Enterprise Java

MapReduce: A Soft Introduction

MapReduce is a parallel programming technique made popular by Google. It is used for processing very large amounts of data. Such processing can be completed in a reasonable amount of time only by distributing the work to multiple machines in parallel. Each machine processes a small subset of the data.

MapReduce is a programming model that lets developers focus on the writing code that processes their data without having to worry about the details of parallel execution.

MapReduce requires modeling the data to be processed as key,value pairs. The developer codes a map function and a reduce function.

The MapReduce runtime calls the map function for each key,value pair. The map function takes as input a key,value pair and produces an output which is another key,value pair.

The MapReduce runtime sorts and groups the output from the map functions by key. It then calls the reduce function passing it a key and a list of values associated with the key. The reduce function is called for each key. The output from the reduce function is a key,value pair. The value is generally an aggregate or something calculated by processing the list of values that were passed in for the input key. The reduce function is called for each intermediate key produced by the map function. The output from the reduce function is the required result.

As an example, let us say you have a large number of log files that contain audit logs for some event such as access to an account. You need to find out how many times each account was accessed in the last 10 years.
Assume each line in the log file is a audit record. We are processing log files line by line.The map and reduce functions would look like this:

map(key , value) {
 // key = byte offset in log file 
 // value = a line in the log file
 if ( value is an account access audit log) {
  account number = parse account from value
  output key = account number, value = 1
 }
}

reduce(key, list of values) {
 // key = account number
 // list of values {1,1,1,1.....}
 for each value
  count = count + value
 output key , count 
}

The map function is called for each line in each log file. Lines that are not relevant are ignored. Account number is parsed out of relevant lines and output with a value 1. The MapReduce runtime sorts and groups the output by account number. The reduce function is called for each account. The reduce function aggregates the values for each account, which is the required result.

• Work to do:
**a)** In the MapReduce passage, switch "machines" to "servers" and give the text again from "MapReduce: A Soft" to "of parallel execution.".
**b)** Answer these questions from the MapReduce passage:
(i) Which company made MapReduce popular?
(ii) How must the data to be processed be modeled?
(iii) In the log file example, what value does the map function output with each account number?
**c)** In the MapReduce passage, turn the paragraph beginning "The MapReduce runtime sorts and groups" into a short list.
The data that comes next is separate material from the MapReduce passage.

• Collected material:
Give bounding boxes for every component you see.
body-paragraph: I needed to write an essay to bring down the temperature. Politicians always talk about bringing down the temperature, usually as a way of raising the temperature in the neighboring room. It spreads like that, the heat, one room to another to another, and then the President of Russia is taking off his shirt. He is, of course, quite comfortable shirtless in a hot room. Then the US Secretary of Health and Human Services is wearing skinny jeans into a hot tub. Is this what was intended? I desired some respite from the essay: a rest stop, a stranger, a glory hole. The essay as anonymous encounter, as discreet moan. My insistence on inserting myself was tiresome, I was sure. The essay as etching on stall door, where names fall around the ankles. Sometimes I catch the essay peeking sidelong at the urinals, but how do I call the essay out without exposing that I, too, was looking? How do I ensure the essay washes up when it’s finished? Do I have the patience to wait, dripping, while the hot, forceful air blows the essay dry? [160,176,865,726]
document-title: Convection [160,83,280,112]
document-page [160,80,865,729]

• Responses by task:
**a)**
MapReduce: A Soft Introduction

MapReduce is a parallel programming technique made popular by Google. It is used for processing very large amounts of data. Such processing can be completed in a reasonable amount of time only by distributing the work to multiple servers in parallel. Each machine processes a small subset of the data.

MapReduce is a programming model that lets developers focus on the writing code that processes their data without having to worry about the details of parallel execution.

**b)**
(i) Google
(ii) As key,value pairs
(iii) 1

**c)**
- The runtime sorts and groups the map output by key.
- The reduce function is called for each intermediate key, with that key and its list of values.
- It outputs a key,value pair. The value is generally an aggregate or something calculated from the list of values.
- This output is the required result.